What the task asks =>
Return the listing below word for word.

(Extracted data entries)
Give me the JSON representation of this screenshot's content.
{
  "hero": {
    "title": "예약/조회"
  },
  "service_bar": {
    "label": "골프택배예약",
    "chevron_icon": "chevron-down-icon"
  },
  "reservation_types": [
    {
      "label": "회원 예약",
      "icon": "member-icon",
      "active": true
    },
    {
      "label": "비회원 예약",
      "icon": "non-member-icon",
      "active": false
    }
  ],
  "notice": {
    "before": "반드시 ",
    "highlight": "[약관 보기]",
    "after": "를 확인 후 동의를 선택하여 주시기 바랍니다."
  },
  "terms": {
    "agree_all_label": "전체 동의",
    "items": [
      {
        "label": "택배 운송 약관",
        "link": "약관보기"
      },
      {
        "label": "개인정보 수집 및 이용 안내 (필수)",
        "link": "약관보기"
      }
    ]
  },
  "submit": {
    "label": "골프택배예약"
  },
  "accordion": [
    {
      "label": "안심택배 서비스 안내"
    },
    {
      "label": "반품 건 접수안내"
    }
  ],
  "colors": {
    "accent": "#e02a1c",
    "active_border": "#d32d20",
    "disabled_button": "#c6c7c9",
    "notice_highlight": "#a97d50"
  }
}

Written solution =>
Give me the JSON representation of this screenshot's content.
{
  "hero": {
    "title": "예약/조회"
  },
  "service_bar": {
    "label": "골프택배예약",
    "chevron_icon": "chevron-down-icon"
  },
  "reservation_types": [
    {
      "label": "회원 예약",
      "icon": "member-icon",
      "active": true
    },
    {
      "label": "비회원 예약",
      "icon": "non-member-icon",
      "active": false
    }
  ],
  "notice": {
    "before": "반드시 ",
    "highlight": "[약관 보기]",
    "after": "를 확인 후 동의를 선택하여 주시기 바랍니다."
  },
  "terms": {
    "agree_all_label": "전체 동의",
    "items": [
      {
        "label": "택배 운송 약관",
        "link": "약관보기"
      },
      {
        "label": "개인정보 수집 및 이용 안내 (필수)",
        "link": "약관보기"
      }
    ]
  },
  "submit": {
    "label": "골프택배예약"
  },
  "accordion": [
    {
      "label": "안심택배 서비스 안내"
    },
    {
      "label": "반품 건 접수안내"
    }
  ],
  "colors": {
    "accent": "#e02a1c",
    "active_border": "#d32d20",
    "disabled_button": "#c6c7c9",
    "notice_highlight": "#a97d50"
  }
}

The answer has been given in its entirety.